(begin)

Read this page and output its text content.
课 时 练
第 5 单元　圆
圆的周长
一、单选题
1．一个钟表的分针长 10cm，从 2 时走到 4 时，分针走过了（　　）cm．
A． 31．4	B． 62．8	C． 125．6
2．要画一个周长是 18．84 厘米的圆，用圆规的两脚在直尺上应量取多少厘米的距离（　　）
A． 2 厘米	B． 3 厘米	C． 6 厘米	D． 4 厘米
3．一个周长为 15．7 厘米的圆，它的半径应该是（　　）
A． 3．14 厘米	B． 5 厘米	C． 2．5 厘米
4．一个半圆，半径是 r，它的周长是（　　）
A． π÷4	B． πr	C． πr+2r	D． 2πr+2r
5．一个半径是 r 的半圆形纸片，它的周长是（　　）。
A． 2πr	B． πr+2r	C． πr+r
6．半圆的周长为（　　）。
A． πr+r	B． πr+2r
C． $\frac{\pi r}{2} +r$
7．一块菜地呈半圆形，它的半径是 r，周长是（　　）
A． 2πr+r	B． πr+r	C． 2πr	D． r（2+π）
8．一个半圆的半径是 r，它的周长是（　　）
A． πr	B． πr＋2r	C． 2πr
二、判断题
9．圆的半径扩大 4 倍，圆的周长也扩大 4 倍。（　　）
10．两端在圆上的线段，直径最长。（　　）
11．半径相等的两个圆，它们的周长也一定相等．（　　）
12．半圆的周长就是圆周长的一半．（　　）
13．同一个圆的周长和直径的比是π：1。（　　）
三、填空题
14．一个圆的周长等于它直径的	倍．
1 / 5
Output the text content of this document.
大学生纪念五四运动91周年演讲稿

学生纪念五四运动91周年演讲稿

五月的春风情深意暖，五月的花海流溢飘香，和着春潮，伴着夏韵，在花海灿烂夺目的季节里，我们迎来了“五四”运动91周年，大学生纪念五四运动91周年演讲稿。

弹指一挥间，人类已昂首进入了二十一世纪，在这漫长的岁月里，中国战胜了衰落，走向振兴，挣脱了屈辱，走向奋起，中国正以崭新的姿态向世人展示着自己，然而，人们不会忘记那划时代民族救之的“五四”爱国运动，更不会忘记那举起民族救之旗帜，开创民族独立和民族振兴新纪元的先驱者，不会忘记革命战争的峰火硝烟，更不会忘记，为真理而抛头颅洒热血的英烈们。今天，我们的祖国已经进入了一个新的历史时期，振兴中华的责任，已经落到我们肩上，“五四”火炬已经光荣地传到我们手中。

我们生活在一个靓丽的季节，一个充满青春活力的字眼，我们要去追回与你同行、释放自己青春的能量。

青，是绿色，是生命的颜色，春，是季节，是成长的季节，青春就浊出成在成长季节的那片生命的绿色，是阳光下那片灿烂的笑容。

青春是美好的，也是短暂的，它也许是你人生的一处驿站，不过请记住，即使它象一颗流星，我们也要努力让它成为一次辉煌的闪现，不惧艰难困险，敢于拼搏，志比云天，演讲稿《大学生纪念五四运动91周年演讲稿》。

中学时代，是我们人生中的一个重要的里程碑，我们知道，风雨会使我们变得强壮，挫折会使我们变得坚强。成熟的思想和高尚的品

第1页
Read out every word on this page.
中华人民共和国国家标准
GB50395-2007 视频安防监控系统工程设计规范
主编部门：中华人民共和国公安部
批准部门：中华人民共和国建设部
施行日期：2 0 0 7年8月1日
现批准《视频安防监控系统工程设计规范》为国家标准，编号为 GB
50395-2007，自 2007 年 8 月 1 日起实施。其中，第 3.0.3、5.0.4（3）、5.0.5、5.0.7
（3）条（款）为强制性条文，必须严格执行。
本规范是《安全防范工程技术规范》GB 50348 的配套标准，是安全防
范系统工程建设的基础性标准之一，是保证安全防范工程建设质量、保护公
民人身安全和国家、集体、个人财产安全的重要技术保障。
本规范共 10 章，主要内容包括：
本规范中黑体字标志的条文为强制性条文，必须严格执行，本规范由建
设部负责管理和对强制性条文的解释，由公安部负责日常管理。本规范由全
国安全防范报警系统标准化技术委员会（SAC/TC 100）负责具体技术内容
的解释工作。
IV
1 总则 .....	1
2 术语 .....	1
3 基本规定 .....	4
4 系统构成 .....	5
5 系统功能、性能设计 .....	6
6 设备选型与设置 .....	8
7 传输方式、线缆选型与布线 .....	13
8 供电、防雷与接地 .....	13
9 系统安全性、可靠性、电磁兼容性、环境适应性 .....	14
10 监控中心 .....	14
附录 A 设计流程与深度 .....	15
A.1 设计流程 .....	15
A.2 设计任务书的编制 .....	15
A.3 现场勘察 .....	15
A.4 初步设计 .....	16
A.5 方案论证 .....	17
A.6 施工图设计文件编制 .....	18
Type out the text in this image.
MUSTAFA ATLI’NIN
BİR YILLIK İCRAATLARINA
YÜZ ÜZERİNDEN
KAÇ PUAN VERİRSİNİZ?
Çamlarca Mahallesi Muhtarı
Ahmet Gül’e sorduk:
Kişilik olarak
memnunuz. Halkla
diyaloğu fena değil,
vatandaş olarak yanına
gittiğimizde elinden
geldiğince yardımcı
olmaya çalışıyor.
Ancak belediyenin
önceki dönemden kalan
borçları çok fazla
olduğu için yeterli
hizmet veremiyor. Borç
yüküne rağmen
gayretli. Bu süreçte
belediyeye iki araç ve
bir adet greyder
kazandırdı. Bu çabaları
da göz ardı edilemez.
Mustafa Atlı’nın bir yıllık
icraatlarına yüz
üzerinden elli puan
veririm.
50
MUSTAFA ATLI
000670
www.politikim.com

(end)

▶ [EXERCISE BRIEF] Look through the lines above and collect those with the word "厘米的圆".

▶ [CORRECT OUTPUT]
2．要画一个周长是 18．84 厘米的圆，用圆规的两脚在直尺上应量取多少厘米的距离（　　）
3．一个周长为 15．7 厘米的圆，它的半径应该是（　　）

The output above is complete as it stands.